* GIVEN DATA:
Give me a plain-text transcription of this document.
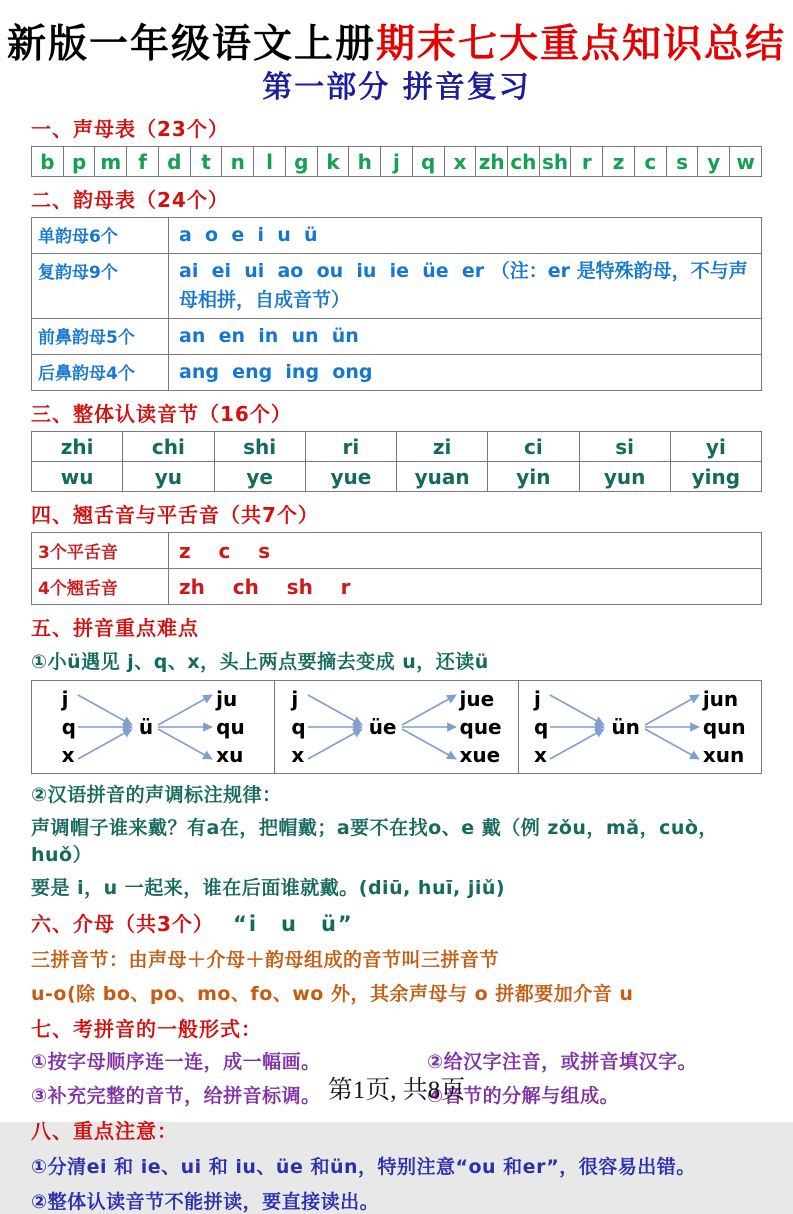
新版一年级语文上册期末七大重点知识总结
第一部分 拼音复习
一、声母表（23个）
b	p	m	f	d	t	n	l	g	k	h	j	q	x	zh	ch	sh	r	z	c	s	y	w
二、韵母表（24个）
单韵母6个	a  o  e  i  u  ü
复韵母9个	ai  ei  ui  ao  ou  iu  ie  üe  er （注：er 是特殊韵母，不与声母相拼，自成音节）
前鼻韵母5个	an  en  in  un  ün
后鼻韵母4个	ang  eng  ing  ong
三、整体认读音节（16个）
zhi	chi	shi	ri	zi	ci	si	yi
wu	yu	ye	yue	yuan	yin	yun	ying
四、翘舌音与平舌音（共7个）
3个平舌音	z    c    s
4个翘舌音	zh    ch    sh    r
五、拼音重点难点
①小ü遇见 j、q、x，头上两点要摘去变成 u，还读ü
j
q
x
ü
ju
qu
xu

j
q
x
üe
jue
que
xue

j
q
x
ün
jun
qun
xun
②汉语拼音的声调标注规律：
声调帽子谁来戴？有a在，把帽戴；a要不在找o、e 戴（例 zǒu，mǎ，cuò，huǒ）
要是 i，u 一起来，谁在后面谁就戴。(diū, huī, jiǔ)
六、介母（共3个） “i　u　ü”
三拼音节：由声母＋介母＋韵母组成的音节叫三拼音节
u-o(除 bo、po、mo、fo、wo 外，其余声母与 o 拼都要加介音 u
七、考拼音的一般形式：
①按字母顺序连一连，成一幅画。	②给汉字注音，或拼音填汉字。
③补充完整的音节，给拼音标调。	④音节的分解与组成。
八、重点注意：
①分清ei 和 ie、ui 和 iu、üe 和ün，特别注意“ou 和er”，很容易出错。
②整体认读音节不能拼读，要直接读出。
第1页, 共8页
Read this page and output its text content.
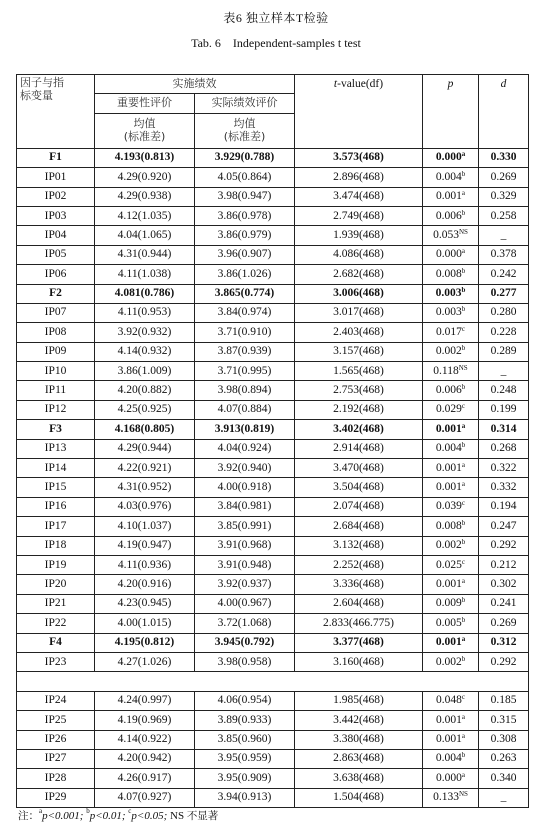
表6 独立样本T检验
Tab. 6    Independent-samples t test
因子与指
标变量	实施绩效		t-value(df)	p	d
	重要性评价	实际绩效评价			
	均值
(标准差)	均值
(标准差)			
F1	4.193(0.813)	3.929(0.788)	3.573(468)	0.000$^a$	0.330
IP01	4.29(0.920)	4.05(0.864)	2.896(468)	0.004$^b$	0.269
IP02	4.29(0.938)	3.98(0.947)	3.474(468)	0.001$^a$	0.329
IP03	4.12(1.035)	3.86(0.978)	2.749(468)	0.006$^b$	0.258
IP04	4.04(1.065)	3.86(0.979)	1.939(468)	$0.053^{NS}$	_
IP05	4.31(0.944)	3.96(0.907)	4.086(468)	0.000$^a$	0.378
IP06	4.11(1.038)	3.86(1.026)	2.682(468)	0.008$^b$	0.242
F2	4.081(0.786)	3.865(0.774)	3.006(468)	0.003$^b$	0.277
IP07	4.11(0.953)	3.84(0.974)	3.017(468)	0.003$^b$	0.280
IP08	3.92(0.932)	3.71(0.910)	2.403(468)	0.017$^c$	0.228
IP09	4.14(0.932)	3.87(0.939)	3.157(468)	0.002$^b$	0.289
IP10	3.86(1.009)	3.71(0.995)	1.565(468)	$0.118^{NS}$	_
IP11	4.20(0.882)	3.98(0.894)	2.753(468)	0.006$^b$	0.248
IP12	4.25(0.925)	4.07(0.884)	2.192(468)	0.029$^c$	0.199
F3	4.168(0.805)	3.913(0.819)	3.402(468)	0.001$^a$	0.314
IP13	4.29(0.944)	4.04(0.924)	2.914(468)	0.004$^b$	0.268
IP14	4.22(0.921)	3.92(0.940)	3.470(468)	0.001$^a$	0.322
IP15	4.31(0.952)	4.00(0.918)	3.504(468)	0.001$^a$	0.332
IP16	4.03(0.976)	3.84(0.981)	2.074(468)	0.039$^c$	0.194
IP17	4.10(1.037)	3.85(0.991)	2.684(468)	0.008$^b$	0.247
IP18	4.19(0.947)	3.91(0.968)	3.132(468)	0.002$^b$	0.292
IP19	4.11(0.936)	3.91(0.948)	2.252(468)	0.025$^c$	0.212
IP20	4.20(0.916)	3.92(0.937)	3.336(468)	0.001$^a$	0.302
IP21	4.23(0.945)	4.00(0.967)	2.604(468)	0.009$^b$	0.241
IP22	4.00(1.015)	3.72(1.068)	2.833(466.775)	0.005$^b$	0.269
F4	4.195(0.812)	3.945(0.792)	3.377(468)	0.001$^a$	0.312
IP23	4.27(1.026)	3.98(0.958)	3.160(468)	0.002$^b$	0.292

IP24	4.24(0.997)	4.06(0.954)	1.985(468)	0.048$^c$	0.185
IP25	4.19(0.969)	3.89(0.933)	3.442(468)	0.001$^a$	0.315
IP26	4.14(0.922)	3.85(0.960)	3.380(468)	0.001$^a$	0.308
IP27	4.20(0.942)	3.95(0.959)	2.863(468)	0.004$^b$	0.263
IP28	4.26(0.917)	3.95(0.909)	3.638(468)	0.000$^a$	0.340
IP29	4.07(0.927)	3.94(0.913)	1.504(468)	$0.133^{NS}$	_
注：$^a$p<0.001; $^b$p<0.01; $^c$p<0.05; NS 不显著
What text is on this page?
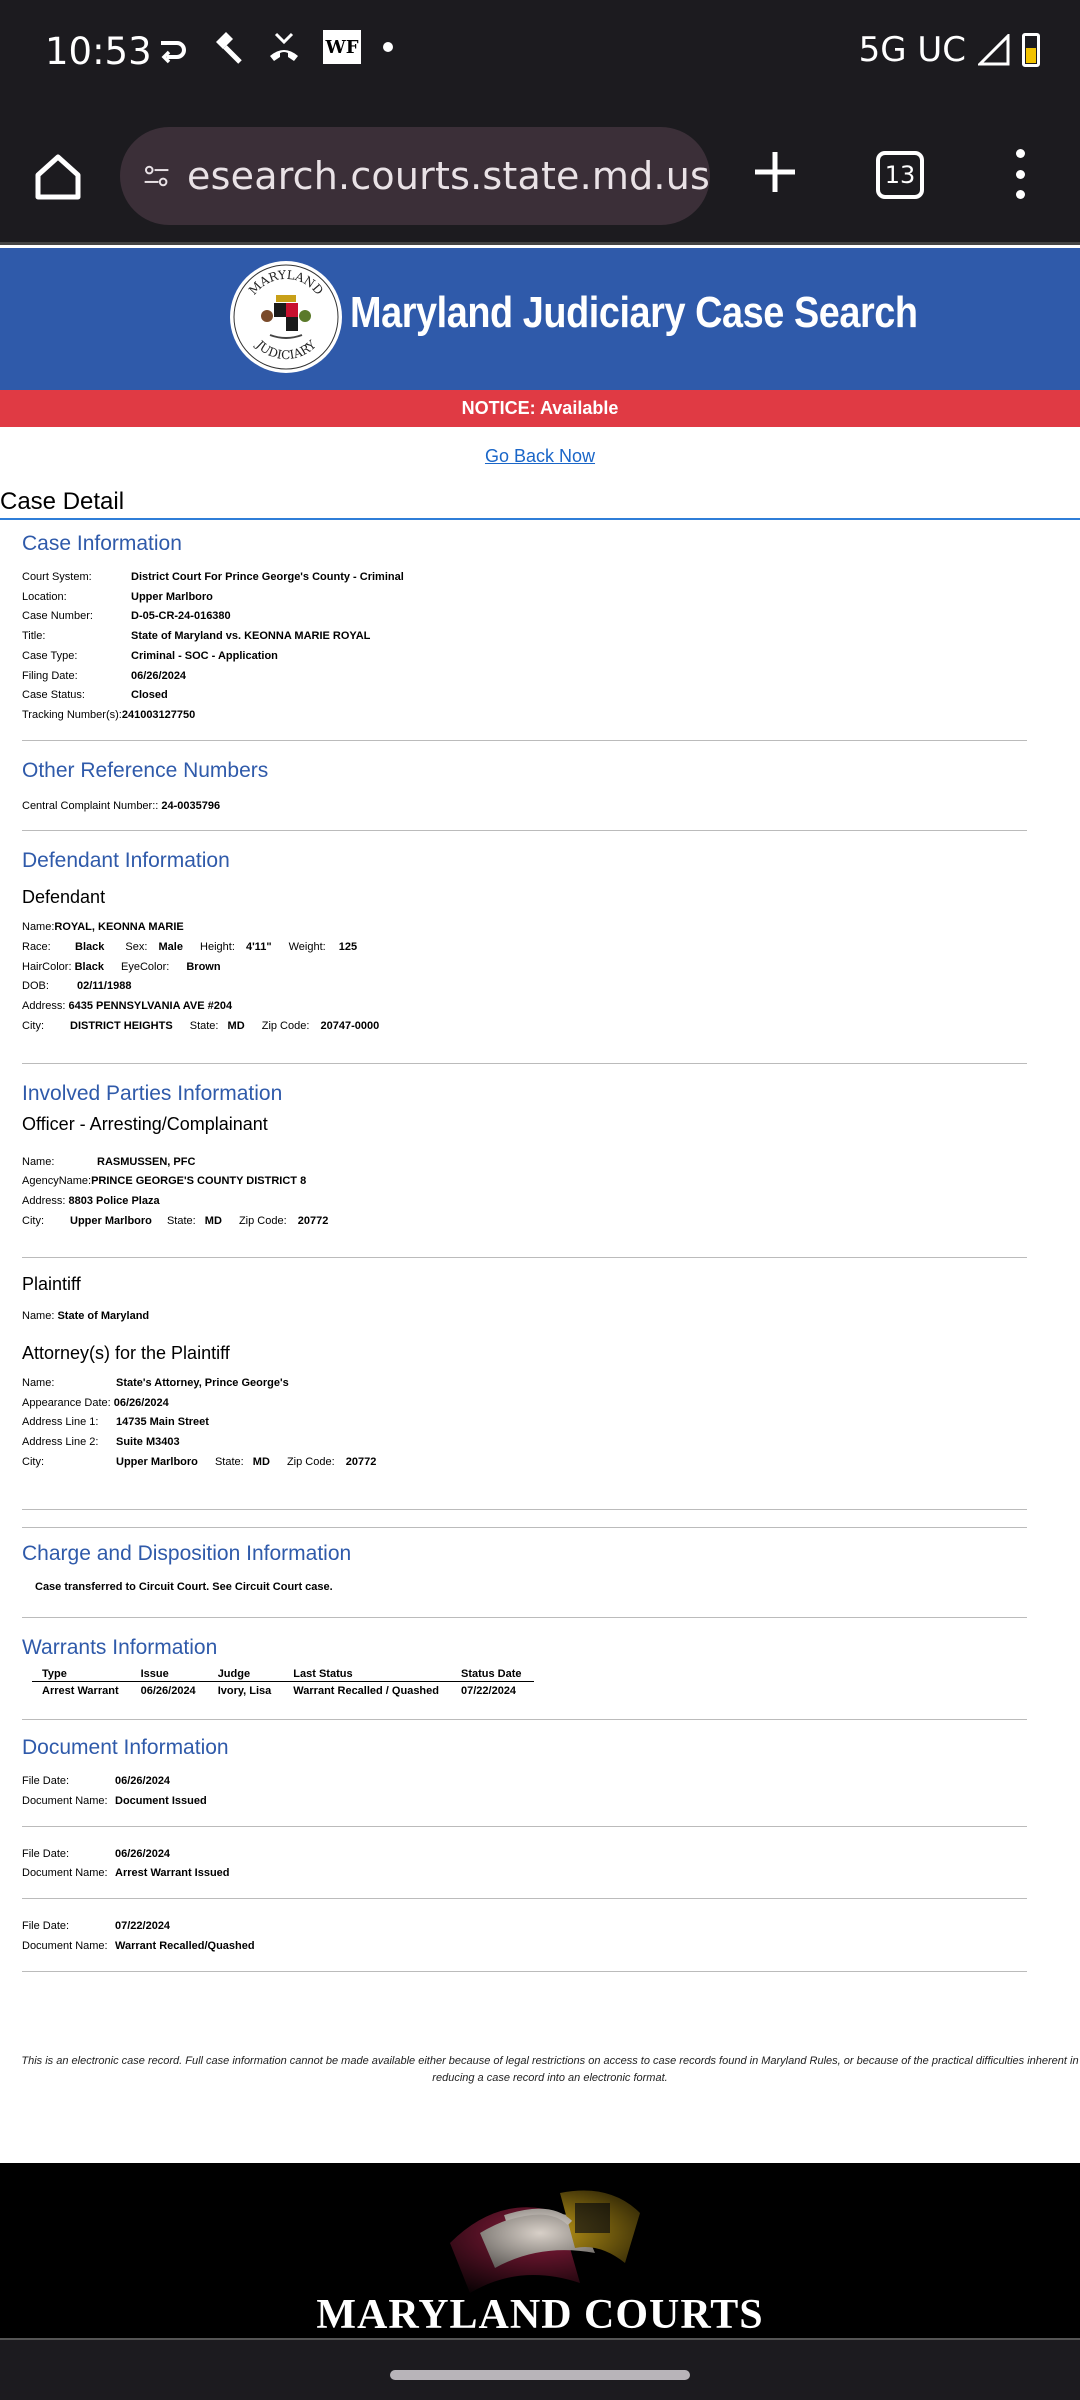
10:53	WF	5G UC
esearch.courts.state.md.us	13
MARYLAND
JUDICIARY
Maryland Judiciary Case Search
NOTICE: Available
Go Back Now
Case Detail
Case Information
Court System:	District Court For Prince George's County - Criminal
Location:	Upper Marlboro
Case Number:	D-05-CR-24-016380
Title:	State of Maryland vs. KEONNA MARIE ROYAL
Case Type:	Criminal - SOC - Application
Filing Date:	06/26/2024
Case Status:	Closed
Tracking Number(s):241003127750
Other Reference Numbers
Central Complaint Number:: 24-0035796
Defendant Information
Defendant
Name:ROYAL, KEONNA MARIE
Race: Black Sex: Male Height: 4'11" Weight: 125
HairColor: Black EyeColor: Brown
DOB:	02/11/1988
Address: 6435 PENNSYLVANIA AVE #204
City: DISTRICT HEIGHTS State: MD Zip Code: 20747-0000
Involved Parties Information
Officer - Arresting/Complainant
Name:	RASMUSSEN, PFC
AgencyName:PRINCE GEORGE'S COUNTY DISTRICT 8
Address: 8803 Police Plaza
City: Upper Marlboro State: MD Zip Code: 20772
Plaintiff
Name: State of Maryland
Attorney(s) for the Plaintiff
Name:	State's Attorney, Prince George's
Appearance Date: 06/26/2024
Address Line 1: 14735 Main Street
Address Line 2: Suite M3403
City:	Upper Marlboro State: MD Zip Code: 20772
Charge and Disposition Information
Case transferred to Circuit Court. See Circuit Court case.
Warrants Information
Type	Issue	Judge	Last Status	Status Date
Arrest Warrant	06/26/2024	Ivory, Lisa	Warrant Recalled / Quashed	07/22/2024
Document Information
File Date:	06/26/2024
Document Name: Document Issued
File Date:	06/26/2024
Document Name: Arrest Warrant Issued
File Date:	07/22/2024
Document Name: Warrant Recalled/Quashed
This is an electronic case record. Full case information cannot be made available either because of legal restrictions on access to case records found in Maryland Rules, or because of the practical difficulties inherent in reducing a case record into an electronic format.
MARYLAND COURTS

* GIVEN PROBLEM: Work out how many lines of the listing above include the word "KEONNA". Reply with nothing but the count.

* EXERCISE ANSWER: 2